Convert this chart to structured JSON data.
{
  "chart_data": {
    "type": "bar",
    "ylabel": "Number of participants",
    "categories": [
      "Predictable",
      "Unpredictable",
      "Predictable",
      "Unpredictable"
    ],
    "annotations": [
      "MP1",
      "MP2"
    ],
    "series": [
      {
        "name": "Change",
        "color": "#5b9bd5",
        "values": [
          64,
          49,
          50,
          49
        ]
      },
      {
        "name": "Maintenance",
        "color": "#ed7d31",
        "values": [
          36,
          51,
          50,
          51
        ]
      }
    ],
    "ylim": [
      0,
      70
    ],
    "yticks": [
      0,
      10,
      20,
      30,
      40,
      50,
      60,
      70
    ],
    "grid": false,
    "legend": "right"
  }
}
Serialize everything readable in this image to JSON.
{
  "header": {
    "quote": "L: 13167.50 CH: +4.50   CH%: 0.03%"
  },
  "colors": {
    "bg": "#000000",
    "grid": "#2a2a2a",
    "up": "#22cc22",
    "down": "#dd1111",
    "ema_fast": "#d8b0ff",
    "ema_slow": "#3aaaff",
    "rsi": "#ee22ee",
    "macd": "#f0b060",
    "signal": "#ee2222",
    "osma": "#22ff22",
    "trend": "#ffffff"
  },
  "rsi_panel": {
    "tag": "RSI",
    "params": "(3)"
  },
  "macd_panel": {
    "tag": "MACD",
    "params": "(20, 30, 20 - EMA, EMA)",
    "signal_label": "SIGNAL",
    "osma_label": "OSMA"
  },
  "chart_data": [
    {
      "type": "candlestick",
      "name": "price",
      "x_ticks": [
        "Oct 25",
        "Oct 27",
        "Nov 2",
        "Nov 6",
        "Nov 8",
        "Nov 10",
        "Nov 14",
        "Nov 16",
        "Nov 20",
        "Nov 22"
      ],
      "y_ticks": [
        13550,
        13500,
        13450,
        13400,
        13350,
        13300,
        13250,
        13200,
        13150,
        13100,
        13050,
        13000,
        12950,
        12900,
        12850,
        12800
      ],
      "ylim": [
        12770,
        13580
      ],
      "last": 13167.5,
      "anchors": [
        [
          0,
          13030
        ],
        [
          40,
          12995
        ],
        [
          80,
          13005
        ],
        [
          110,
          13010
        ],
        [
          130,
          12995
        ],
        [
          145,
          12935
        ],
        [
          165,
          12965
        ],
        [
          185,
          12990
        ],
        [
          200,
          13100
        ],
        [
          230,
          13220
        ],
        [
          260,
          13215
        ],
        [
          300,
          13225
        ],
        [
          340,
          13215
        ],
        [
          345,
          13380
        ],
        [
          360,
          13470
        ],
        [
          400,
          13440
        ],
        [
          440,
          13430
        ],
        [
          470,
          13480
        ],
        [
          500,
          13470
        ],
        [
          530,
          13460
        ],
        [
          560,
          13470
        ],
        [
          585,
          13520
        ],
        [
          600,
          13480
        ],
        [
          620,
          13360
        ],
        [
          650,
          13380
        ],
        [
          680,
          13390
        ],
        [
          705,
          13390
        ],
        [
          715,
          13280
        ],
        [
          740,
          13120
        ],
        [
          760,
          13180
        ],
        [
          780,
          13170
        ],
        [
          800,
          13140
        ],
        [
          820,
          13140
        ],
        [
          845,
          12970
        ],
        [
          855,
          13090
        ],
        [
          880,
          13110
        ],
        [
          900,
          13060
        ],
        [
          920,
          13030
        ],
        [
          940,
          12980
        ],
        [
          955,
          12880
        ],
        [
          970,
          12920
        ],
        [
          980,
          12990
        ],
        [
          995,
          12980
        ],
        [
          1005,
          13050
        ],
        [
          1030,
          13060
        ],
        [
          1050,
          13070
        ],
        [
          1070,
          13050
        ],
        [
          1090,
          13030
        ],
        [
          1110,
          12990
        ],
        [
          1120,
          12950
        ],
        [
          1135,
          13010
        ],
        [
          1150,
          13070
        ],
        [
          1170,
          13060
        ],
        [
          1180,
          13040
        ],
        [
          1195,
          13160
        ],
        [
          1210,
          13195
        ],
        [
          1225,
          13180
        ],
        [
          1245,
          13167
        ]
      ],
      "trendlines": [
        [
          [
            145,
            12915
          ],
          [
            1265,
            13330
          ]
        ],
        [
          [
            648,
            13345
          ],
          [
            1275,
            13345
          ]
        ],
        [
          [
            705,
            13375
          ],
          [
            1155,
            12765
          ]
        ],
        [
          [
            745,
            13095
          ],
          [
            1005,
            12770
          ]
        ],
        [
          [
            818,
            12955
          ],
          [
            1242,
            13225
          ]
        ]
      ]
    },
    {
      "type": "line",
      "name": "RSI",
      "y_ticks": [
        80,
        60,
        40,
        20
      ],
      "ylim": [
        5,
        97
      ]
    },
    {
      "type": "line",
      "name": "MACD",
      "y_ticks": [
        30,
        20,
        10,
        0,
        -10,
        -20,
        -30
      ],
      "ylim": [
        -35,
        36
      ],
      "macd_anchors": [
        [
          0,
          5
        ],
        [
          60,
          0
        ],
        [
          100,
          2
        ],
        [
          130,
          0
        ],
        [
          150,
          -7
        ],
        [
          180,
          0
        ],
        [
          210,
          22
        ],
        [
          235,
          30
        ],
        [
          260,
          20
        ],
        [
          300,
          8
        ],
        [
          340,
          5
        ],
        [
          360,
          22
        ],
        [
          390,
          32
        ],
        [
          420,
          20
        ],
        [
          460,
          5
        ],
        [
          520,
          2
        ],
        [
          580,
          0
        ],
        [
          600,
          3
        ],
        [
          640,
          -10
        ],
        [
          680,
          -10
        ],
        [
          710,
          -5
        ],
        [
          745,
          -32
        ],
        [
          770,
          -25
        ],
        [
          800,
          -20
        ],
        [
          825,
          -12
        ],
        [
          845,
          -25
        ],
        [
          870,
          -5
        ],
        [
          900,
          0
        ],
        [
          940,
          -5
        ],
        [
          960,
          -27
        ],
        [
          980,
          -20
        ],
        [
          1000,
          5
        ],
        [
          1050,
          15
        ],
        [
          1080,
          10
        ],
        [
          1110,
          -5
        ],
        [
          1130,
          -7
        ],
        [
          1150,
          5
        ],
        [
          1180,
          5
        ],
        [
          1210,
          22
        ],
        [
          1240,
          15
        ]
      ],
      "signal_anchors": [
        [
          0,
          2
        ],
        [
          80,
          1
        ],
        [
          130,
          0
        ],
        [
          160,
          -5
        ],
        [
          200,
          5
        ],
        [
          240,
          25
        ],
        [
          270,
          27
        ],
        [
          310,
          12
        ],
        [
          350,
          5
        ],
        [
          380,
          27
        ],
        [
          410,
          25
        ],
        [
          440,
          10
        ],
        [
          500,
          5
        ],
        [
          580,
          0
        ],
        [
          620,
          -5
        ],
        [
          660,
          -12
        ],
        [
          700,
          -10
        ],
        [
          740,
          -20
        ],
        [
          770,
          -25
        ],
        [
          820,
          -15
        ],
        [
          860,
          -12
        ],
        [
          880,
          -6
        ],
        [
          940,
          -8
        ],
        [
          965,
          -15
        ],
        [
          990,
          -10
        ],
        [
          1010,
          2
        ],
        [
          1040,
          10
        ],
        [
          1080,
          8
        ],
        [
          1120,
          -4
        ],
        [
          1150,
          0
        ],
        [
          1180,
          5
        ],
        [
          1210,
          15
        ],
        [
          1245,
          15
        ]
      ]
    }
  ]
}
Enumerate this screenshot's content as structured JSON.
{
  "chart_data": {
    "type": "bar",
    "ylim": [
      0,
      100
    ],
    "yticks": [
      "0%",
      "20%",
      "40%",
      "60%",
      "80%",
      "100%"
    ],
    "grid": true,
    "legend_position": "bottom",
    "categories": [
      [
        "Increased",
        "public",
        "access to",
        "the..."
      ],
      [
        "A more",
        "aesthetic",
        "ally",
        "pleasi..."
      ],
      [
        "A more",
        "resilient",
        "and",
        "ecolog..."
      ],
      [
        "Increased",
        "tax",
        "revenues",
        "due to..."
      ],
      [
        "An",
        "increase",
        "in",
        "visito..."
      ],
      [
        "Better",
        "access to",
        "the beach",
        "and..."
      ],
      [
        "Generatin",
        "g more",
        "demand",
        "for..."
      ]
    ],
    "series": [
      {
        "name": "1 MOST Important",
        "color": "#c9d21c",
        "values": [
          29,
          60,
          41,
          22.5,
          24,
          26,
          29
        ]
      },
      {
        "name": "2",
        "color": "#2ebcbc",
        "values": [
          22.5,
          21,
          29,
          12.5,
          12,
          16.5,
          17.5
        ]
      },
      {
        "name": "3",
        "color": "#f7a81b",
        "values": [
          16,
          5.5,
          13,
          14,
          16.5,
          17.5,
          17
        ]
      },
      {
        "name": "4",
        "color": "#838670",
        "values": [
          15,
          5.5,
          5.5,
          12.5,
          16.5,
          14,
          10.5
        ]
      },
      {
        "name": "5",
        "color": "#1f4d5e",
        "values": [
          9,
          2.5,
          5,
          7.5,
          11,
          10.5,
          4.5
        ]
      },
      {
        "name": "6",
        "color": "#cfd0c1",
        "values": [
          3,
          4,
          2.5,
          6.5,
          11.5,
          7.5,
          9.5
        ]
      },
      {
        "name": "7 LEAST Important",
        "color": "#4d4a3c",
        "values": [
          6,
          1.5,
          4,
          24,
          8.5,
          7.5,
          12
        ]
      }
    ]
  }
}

◇ ◇ ◇ ◇

● EXERCISE GOAL:
In the records above, how many lines contain the word "this"? Give the number alone.

● COMPLETE RESPONSE:
3